[EXERCISE MATERIAL]
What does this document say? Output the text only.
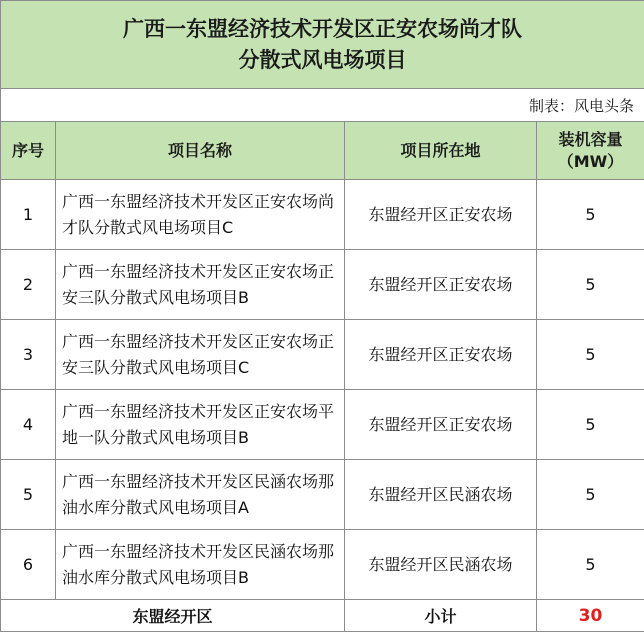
广西一东盟经济技术开发区正安农场尚才队
分散式风电场项目			

制表：风电头条			
序号	项目名称	项目所在地	装机容量
（MW）
1	广西一东盟经济技术开发区正安农场尚才队分散式风电场项目C	东盟经开区正安农场	5
2	广西一东盟经济技术开发区正安农场正安三队分散式风电场项目B	东盟经开区正安农场	5
3	广西一东盟经济技术开发区正安农场正安三队分散式风电场项目C	东盟经开区正安农场	5
4	广西一东盟经济技术开发区正安农场平地一队分散式风电场项目B	东盟经开区正安农场	5
5	广西一东盟经济技术开发区民涵农场那油水库分散式风电场项目A	东盟经开区民涵农场	5
6	广西一东盟经济技术开发区民涵农场那油水库分散式风电场项目B	东盟经开区民涵农场	5
东盟经开区		小计	30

[WHAT YOU ARE ASKED TO DO]
Go through the entries above and print each one exactly, minus the pictures.

[COMPLETED TASK]
What does this document say? Output the text only.
广西一东盟经济技术开发区正安农场尚才队
分散式风电场项目			

制表：风电头条			
序号	项目名称	项目所在地	装机容量
（MW）
1	广西一东盟经济技术开发区正安农场尚才队分散式风电场项目C	东盟经开区正安农场	5
2	广西一东盟经济技术开发区正安农场正安三队分散式风电场项目B	东盟经开区正安农场	5
3	广西一东盟经济技术开发区正安农场正安三队分散式风电场项目C	东盟经开区正安农场	5
4	广西一东盟经济技术开发区正安农场平地一队分散式风电场项目B	东盟经开区正安农场	5
5	广西一东盟经济技术开发区民涵农场那油水库分散式风电场项目A	东盟经开区民涵农场	5
6	广西一东盟经济技术开发区民涵农场那油水库分散式风电场项目B	东盟经开区民涵农场	5
东盟经开区		小计	30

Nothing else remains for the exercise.